--- START OF Provided records ---
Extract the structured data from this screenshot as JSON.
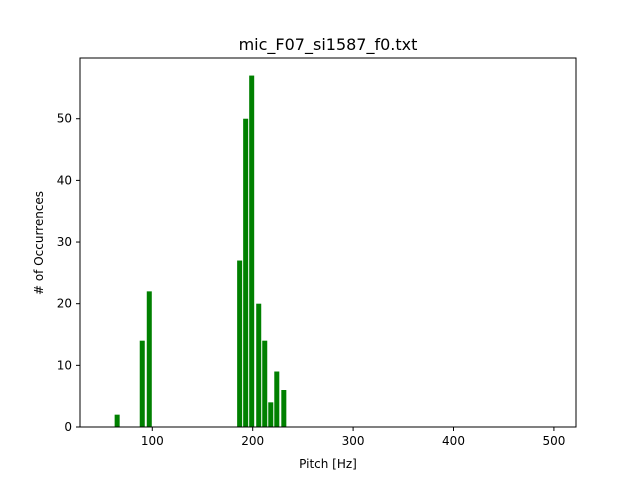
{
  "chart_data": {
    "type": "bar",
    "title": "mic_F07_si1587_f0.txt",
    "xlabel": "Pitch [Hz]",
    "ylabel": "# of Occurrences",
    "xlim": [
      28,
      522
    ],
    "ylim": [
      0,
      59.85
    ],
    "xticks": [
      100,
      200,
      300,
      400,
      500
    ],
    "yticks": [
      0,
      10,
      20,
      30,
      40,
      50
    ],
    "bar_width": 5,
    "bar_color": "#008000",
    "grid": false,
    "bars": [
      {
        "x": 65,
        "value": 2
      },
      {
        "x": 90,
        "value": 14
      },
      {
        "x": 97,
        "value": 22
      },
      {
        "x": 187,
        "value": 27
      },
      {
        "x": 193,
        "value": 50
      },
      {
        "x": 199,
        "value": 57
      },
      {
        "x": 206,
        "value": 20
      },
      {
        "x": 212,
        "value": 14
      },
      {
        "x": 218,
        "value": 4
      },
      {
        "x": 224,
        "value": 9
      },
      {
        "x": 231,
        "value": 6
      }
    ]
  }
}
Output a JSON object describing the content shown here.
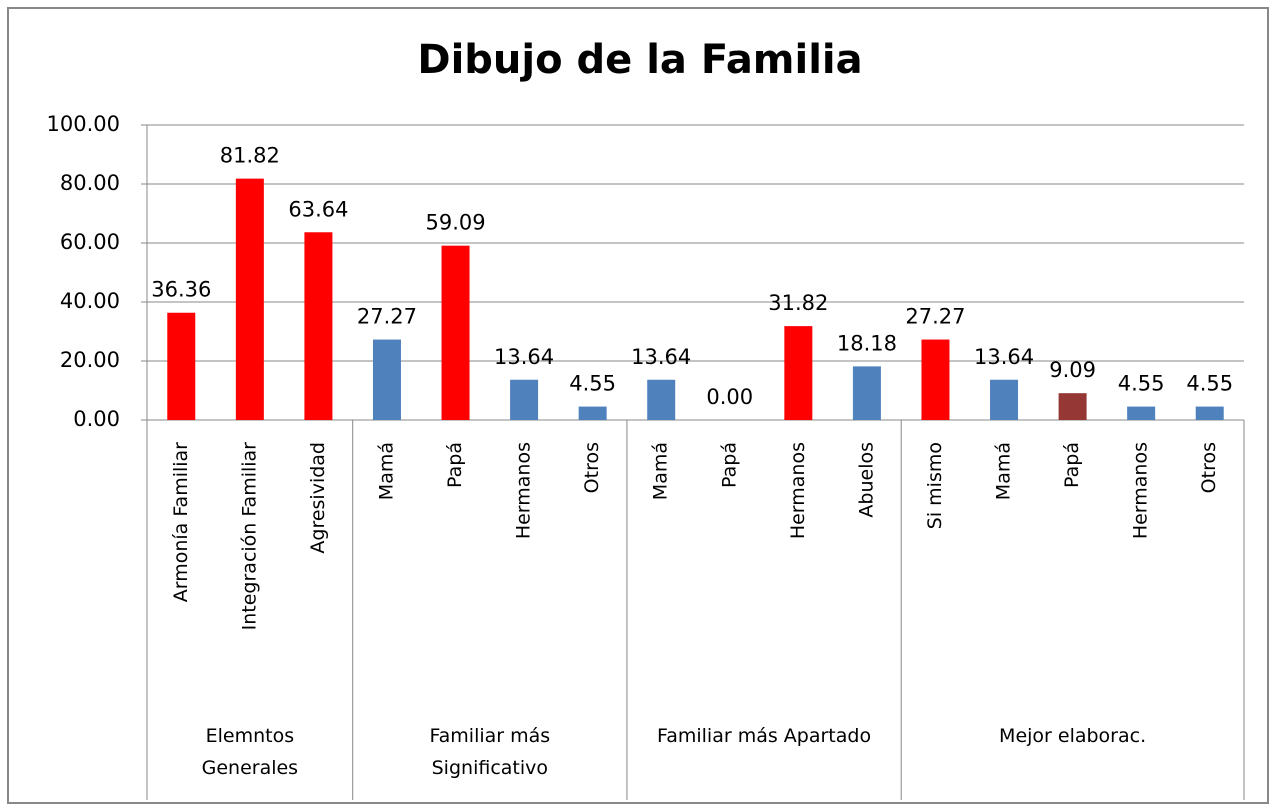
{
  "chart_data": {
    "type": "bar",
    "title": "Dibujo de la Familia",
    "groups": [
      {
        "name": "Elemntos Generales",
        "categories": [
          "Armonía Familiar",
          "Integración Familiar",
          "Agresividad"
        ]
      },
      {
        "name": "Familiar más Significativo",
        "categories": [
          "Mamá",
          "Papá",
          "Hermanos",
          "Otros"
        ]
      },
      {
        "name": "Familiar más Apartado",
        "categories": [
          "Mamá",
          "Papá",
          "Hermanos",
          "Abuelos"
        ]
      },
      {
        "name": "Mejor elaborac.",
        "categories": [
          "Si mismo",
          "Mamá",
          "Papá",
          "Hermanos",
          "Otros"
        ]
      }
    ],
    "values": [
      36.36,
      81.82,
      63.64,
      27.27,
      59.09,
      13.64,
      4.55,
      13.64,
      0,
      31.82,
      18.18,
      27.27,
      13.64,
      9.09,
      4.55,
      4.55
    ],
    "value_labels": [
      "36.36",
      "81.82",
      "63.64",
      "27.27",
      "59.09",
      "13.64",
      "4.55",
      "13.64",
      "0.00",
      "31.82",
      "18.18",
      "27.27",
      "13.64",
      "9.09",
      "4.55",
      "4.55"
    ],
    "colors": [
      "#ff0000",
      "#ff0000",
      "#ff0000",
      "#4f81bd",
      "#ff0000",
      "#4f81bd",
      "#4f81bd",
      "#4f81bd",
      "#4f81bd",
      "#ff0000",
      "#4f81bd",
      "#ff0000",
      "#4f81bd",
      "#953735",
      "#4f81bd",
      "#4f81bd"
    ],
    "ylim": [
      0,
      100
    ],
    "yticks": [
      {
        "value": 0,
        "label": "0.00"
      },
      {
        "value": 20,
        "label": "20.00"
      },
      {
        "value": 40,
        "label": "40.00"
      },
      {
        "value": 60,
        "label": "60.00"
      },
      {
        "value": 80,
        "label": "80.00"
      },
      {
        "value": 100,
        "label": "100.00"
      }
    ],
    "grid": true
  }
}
--- END OF Provided records ---
## Exercise:
Quote every line of the records above exactly; no picture is to be copied.

## Solved exercise:
Extract the structured data from this screenshot as JSON.
{
  "chart_data": {
    "type": "bar",
    "title": "mic_F07_si1587_f0.txt",
    "xlabel": "Pitch [Hz]",
    "ylabel": "# of Occurrences",
    "xlim": [
      28,
      522
    ],
    "ylim": [
      0,
      59.85
    ],
    "xticks": [
      100,
      200,
      300,
      400,
      500
    ],
    "yticks": [
      0,
      10,
      20,
      30,
      40,
      50
    ],
    "bar_width": 5,
    "bar_color": "#008000",
    "grid": false,
    "bars": [
      {
        "x": 65,
        "value": 2
      },
      {
        "x": 90,
        "value": 14
      },
      {
        "x": 97,
        "value": 22
      },
      {
        "x": 187,
        "value": 27
      },
      {
        "x": 193,
        "value": 50
      },
      {
        "x": 199,
        "value": 57
      },
      {
        "x": 206,
        "value": 20
      },
      {
        "x": 212,
        "value": 14
      },
      {
        "x": 218,
        "value": 4
      },
      {
        "x": 224,
        "value": 9
      },
      {
        "x": 231,
        "value": 6
      }
    ]
  }
}
Output a JSON object describing the content shown here.
{
  "chart_data": {
    "type": "bar",
    "title": "Dibujo de la Familia",
    "groups": [
      {
        "name": "Elemntos Generales",
        "categories": [
          "Armonía Familiar",
          "Integración Familiar",
          "Agresividad"
        ]
      },
      {
        "name": "Familiar más Significativo",
        "categories": [
          "Mamá",
          "Papá",
          "Hermanos",
          "Otros"
        ]
      },
      {
        "name": "Familiar más Apartado",
        "categories": [
          "Mamá",
          "Papá",
          "Hermanos",
          "Abuelos"
        ]
      },
      {
        "name": "Mejor elaborac.",
        "categories": [
          "Si mismo",
          "Mamá",
          "Papá",
          "Hermanos",
          "Otros"
        ]
      }
    ],
    "values": [
      36.36,
      81.82,
      63.64,
      27.27,
      59.09,
      13.64,
      4.55,
      13.64,
      0,
      31.82,
      18.18,
      27.27,
      13.64,
      9.09,
      4.55,
      4.55
    ],
    "value_labels": [
      "36.36",
      "81.82",
      "63.64",
      "27.27",
      "59.09",
      "13.64",
      "4.55",
      "13.64",
      "0.00",
      "31.82",
      "18.18",
      "27.27",
      "13.64",
      "9.09",
      "4.55",
      "4.55"
    ],
    "colors": [
      "#ff0000",
      "#ff0000",
      "#ff0000",
      "#4f81bd",
      "#ff0000",
      "#4f81bd",
      "#4f81bd",
      "#4f81bd",
      "#4f81bd",
      "#ff0000",
      "#4f81bd",
      "#ff0000",
      "#4f81bd",
      "#953735",
      "#4f81bd",
      "#4f81bd"
    ],
    "ylim": [
      0,
      100
    ],
    "yticks": [
      {
        "value": 0,
        "label": "0.00"
      },
      {
        "value": 20,
        "label": "20.00"
      },
      {
        "value": 40,
        "label": "40.00"
      },
      {
        "value": 60,
        "label": "60.00"
      },
      {
        "value": 80,
        "label": "80.00"
      },
      {
        "value": 100,
        "label": "100.00"
      }
    ],
    "grid": true
  }
}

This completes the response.